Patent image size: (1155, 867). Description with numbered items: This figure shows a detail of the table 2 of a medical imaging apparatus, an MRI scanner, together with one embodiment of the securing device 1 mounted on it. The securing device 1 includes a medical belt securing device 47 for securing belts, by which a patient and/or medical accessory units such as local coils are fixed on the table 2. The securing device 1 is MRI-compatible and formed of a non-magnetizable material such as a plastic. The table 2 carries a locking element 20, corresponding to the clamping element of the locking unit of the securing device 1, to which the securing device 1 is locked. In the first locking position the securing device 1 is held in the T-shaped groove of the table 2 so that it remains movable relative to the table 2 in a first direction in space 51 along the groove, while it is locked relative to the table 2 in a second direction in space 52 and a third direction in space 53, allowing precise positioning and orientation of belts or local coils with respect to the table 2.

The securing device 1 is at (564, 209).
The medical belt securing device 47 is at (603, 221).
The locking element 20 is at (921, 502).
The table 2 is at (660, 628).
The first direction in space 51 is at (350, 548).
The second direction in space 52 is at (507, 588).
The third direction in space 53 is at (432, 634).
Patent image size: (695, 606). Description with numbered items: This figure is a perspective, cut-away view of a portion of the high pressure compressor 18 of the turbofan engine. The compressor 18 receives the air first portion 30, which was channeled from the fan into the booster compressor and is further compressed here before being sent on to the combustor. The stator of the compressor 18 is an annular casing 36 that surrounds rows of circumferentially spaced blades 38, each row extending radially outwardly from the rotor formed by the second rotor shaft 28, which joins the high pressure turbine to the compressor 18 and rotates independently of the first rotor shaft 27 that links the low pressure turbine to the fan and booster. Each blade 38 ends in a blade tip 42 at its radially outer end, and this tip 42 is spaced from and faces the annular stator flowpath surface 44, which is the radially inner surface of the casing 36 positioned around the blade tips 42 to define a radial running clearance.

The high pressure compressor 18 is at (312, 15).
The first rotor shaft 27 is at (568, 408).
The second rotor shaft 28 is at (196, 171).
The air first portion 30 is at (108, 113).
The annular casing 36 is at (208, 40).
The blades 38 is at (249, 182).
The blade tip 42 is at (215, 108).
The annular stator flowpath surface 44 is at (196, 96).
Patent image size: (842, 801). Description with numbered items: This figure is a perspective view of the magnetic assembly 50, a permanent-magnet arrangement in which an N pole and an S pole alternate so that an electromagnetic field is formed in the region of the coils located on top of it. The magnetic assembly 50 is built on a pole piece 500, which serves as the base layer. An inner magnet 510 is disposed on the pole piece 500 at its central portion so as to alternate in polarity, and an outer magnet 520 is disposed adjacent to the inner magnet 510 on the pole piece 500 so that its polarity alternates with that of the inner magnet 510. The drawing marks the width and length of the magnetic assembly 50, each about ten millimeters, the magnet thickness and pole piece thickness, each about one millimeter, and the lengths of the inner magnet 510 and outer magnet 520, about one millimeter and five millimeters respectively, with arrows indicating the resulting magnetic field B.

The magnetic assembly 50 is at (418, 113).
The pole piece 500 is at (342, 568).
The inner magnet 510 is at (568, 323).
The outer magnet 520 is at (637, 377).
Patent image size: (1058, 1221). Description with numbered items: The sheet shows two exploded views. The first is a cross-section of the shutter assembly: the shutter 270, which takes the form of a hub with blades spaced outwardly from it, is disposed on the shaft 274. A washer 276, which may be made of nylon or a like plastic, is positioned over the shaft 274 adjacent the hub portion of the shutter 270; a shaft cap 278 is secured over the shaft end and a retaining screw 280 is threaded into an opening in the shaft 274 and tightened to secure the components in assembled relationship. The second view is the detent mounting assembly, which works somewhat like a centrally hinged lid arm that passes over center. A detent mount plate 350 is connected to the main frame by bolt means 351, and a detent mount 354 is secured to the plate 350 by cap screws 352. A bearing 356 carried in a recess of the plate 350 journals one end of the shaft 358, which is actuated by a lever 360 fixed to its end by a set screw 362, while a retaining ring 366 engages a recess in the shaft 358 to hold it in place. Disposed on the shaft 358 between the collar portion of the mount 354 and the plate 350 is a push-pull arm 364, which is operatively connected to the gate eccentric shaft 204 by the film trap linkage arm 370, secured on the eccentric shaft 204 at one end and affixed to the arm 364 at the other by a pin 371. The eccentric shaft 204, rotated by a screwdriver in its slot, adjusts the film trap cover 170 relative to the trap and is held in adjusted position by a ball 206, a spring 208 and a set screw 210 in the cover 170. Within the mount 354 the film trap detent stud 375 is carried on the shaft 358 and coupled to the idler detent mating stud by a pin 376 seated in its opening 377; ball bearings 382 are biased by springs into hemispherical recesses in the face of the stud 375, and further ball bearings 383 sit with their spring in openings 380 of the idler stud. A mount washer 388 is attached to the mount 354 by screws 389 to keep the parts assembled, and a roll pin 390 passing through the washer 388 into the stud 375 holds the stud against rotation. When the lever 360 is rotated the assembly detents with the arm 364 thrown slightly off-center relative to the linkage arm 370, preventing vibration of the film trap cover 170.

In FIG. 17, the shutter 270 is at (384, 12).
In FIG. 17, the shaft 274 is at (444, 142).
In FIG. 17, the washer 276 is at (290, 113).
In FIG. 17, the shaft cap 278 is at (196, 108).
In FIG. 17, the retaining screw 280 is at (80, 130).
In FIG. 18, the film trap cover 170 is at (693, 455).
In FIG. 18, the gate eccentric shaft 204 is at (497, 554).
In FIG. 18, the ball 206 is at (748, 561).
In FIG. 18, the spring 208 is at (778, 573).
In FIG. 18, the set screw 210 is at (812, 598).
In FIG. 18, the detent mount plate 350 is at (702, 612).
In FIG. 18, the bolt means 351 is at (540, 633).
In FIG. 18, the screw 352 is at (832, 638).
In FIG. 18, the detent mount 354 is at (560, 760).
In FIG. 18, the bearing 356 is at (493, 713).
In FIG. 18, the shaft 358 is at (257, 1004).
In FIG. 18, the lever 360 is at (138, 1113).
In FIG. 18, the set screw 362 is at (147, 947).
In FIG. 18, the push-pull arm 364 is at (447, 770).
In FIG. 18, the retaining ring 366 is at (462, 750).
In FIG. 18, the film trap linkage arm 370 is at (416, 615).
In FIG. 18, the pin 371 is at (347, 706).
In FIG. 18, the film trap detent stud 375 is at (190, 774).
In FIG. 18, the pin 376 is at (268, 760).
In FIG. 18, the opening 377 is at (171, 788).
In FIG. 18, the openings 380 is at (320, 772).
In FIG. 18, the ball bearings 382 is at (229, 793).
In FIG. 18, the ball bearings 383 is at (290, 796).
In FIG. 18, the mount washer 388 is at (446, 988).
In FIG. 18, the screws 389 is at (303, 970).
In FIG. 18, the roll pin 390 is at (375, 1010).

◆ **WHAT IS EXPECTED**: Return every line from the items above that contains the string "third". Letter case counts.

◆ **RESULT FOR THIS EXERCISE**:
Patent image size: (1155, 867). Description with numbered items: This figure shows a detail of the table 2 of a medical imaging apparatus, an MRI scanner, together with one embodiment of the securing device 1 mounted on it. The securing device 1 includes a medical belt securing device 47 for securing belts, by which a patient and/or medical accessory units such as local coils are fixed on the table 2. The securing device 1 is MRI-compatible and formed of a non-magnetizable material such as a plastic. The table 2 carries a locking element 20, corresponding to the clamping element of the locking unit of the securing device 1, to which the securing device 1 is locked. In the first locking position the securing device 1 is held in the T-shaped groove of the table 2 so that it remains movable relative to the table 2 in a first direction in space 51 along the groove, while it is locked relative to the table 2 in a second direction in space 52 and a third direction in space 53, allowing precise positioning and orientation of belts or local coils with respect to the table 2.
The third direction in space 53 is at (432, 634).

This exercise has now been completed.